■ **WORK TO DO**
Your task is to output all the records below, word for word.

>> Start INFORMATION SUPPLIED

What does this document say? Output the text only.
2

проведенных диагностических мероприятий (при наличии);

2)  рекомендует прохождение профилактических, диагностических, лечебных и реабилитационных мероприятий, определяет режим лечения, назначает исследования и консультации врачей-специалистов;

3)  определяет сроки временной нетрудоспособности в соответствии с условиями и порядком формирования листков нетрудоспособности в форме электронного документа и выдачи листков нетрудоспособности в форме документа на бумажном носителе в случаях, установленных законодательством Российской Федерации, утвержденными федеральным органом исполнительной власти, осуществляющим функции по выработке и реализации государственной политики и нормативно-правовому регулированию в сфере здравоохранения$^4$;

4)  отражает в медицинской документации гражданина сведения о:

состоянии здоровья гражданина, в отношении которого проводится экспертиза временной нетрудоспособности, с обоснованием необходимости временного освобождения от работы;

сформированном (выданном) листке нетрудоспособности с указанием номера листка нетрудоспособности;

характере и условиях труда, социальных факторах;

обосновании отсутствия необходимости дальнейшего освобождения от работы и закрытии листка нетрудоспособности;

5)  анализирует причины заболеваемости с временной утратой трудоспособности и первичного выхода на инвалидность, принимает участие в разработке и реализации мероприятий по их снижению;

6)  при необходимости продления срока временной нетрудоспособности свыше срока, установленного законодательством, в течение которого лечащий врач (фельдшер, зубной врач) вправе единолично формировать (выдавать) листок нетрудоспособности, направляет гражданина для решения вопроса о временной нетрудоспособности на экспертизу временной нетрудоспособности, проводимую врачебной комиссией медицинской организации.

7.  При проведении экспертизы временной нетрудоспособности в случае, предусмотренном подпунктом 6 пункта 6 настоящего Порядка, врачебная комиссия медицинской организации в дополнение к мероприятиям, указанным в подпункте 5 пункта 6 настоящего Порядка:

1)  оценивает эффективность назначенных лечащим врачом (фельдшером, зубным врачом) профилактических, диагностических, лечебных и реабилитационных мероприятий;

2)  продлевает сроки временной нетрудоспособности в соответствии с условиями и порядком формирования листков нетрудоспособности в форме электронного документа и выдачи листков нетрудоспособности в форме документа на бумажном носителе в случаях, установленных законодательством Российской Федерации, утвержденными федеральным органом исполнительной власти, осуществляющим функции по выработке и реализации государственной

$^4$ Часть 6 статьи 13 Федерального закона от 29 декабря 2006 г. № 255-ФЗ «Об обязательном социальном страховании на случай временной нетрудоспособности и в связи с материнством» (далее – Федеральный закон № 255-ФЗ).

>> End INFORMATION SUPPLIED

■ **SOLUTION**
What does this document say? Output the text only.
2

проведенных диагностических мероприятий (при наличии);

2)  рекомендует прохождение профилактических, диагностических, лечебных и реабилитационных мероприятий, определяет режим лечения, назначает исследования и консультации врачей-специалистов;

3)  определяет сроки временной нетрудоспособности в соответствии с условиями и порядком формирования листков нетрудоспособности в форме электронного документа и выдачи листков нетрудоспособности в форме документа на бумажном носителе в случаях, установленных законодательством Российской Федерации, утвержденными федеральным органом исполнительной власти, осуществляющим функции по выработке и реализации государственной политики и нормативно-правовому регулированию в сфере здравоохранения$^4$;

4)  отражает в медицинской документации гражданина сведения о:

состоянии здоровья гражданина, в отношении которого проводится экспертиза временной нетрудоспособности, с обоснованием необходимости временного освобождения от работы;

сформированном (выданном) листке нетрудоспособности с указанием номера листка нетрудоспособности;

характере и условиях труда, социальных факторах;

обосновании отсутствия необходимости дальнейшего освобождения от работы и закрытии листка нетрудоспособности;

5)  анализирует причины заболеваемости с временной утратой трудоспособности и первичного выхода на инвалидность, принимает участие в разработке и реализации мероприятий по их снижению;

6)  при необходимости продления срока временной нетрудоспособности свыше срока, установленного законодательством, в течение которого лечащий врач (фельдшер, зубной врач) вправе единолично формировать (выдавать) листок нетрудоспособности, направляет гражданина для решения вопроса о временной нетрудоспособности на экспертизу временной нетрудоспособности, проводимую врачебной комиссией медицинской организации.

7.  При проведении экспертизы временной нетрудоспособности в случае, предусмотренном подпунктом 6 пункта 6 настоящего Порядка, врачебная комиссия медицинской организации в дополнение к мероприятиям, указанным в подпункте 5 пункта 6 настоящего Порядка:

1)  оценивает эффективность назначенных лечащим врачом (фельдшером, зубным врачом) профилактических, диагностических, лечебных и реабилитационных мероприятий;

2)  продлевает сроки временной нетрудоспособности в соответствии с условиями и порядком формирования листков нетрудоспособности в форме электронного документа и выдачи листков нетрудоспособности в форме документа на бумажном носителе в случаях, установленных законодательством Российской Федерации, утвержденными федеральным органом исполнительной власти, осуществляющим функции по выработке и реализации государственной

$^4$ Часть 6 статьи 13 Федерального закона от 29 декабря 2006 г. № 255-ФЗ «Об обязательном социальном страховании на случай временной нетрудоспособности и в связи с материнством» (далее – Федеральный закон № 255-ФЗ).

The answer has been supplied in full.